◆ Requirements ◆
Go through the records and copy each line where the word "hariç" occurs.

[start Provided data]

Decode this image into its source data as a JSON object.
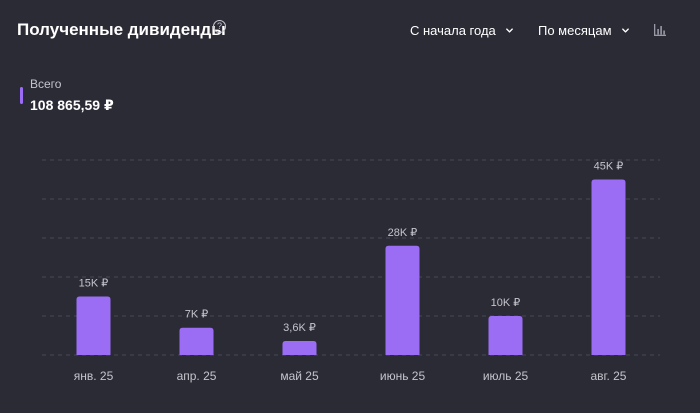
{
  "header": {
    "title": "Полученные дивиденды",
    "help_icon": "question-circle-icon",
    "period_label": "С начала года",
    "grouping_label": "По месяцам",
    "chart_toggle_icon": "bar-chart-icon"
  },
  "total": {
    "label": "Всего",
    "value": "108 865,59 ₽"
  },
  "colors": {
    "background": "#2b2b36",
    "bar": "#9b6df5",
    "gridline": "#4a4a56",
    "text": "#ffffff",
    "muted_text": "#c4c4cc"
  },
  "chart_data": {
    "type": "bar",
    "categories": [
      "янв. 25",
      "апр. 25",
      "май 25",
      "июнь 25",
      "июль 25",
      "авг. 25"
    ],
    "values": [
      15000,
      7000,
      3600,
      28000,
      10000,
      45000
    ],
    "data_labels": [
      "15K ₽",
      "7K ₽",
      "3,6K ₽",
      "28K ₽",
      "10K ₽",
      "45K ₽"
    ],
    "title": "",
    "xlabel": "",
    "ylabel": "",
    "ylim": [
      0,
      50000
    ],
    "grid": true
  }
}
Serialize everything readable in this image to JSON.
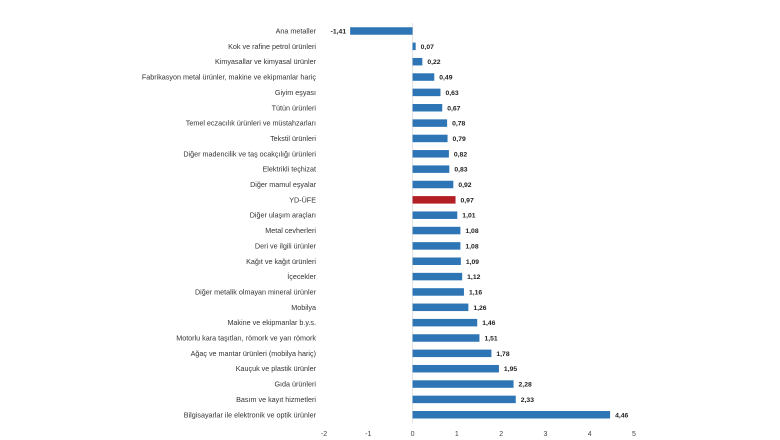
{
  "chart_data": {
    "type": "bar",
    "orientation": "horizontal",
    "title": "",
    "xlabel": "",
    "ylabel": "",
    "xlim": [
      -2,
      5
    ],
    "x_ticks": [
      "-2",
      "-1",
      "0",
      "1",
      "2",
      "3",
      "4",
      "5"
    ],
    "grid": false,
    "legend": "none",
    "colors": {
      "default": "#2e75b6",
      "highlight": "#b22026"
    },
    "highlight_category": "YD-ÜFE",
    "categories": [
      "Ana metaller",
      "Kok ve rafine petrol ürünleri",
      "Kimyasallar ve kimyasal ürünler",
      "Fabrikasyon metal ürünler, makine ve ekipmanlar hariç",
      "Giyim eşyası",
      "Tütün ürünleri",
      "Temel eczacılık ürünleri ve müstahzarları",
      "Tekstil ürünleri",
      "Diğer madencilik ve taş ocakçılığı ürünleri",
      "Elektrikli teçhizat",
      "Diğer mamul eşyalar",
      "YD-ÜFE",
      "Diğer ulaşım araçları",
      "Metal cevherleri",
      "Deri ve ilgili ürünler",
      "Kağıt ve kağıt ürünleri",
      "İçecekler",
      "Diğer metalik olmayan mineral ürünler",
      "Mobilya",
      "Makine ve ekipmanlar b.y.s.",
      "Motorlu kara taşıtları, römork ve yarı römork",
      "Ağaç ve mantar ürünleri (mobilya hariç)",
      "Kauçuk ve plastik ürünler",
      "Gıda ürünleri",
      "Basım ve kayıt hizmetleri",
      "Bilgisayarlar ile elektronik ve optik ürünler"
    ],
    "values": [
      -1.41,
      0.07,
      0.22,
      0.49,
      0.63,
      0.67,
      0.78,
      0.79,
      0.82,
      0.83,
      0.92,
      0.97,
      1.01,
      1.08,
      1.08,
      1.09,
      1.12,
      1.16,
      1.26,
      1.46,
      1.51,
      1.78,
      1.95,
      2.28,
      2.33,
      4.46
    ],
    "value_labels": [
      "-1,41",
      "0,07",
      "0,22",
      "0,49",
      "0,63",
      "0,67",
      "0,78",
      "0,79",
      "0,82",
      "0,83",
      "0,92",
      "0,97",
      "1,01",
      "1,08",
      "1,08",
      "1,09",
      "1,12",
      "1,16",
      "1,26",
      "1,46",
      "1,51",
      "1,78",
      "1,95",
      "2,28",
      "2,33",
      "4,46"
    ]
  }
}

[end Provided data]

◆ Solution to this problem ◆
      "Fabrikasyon metal ürünler, makine ve ekipmanlar hariç",
      "Ağaç ve mantar ürünleri (mobilya hariç)",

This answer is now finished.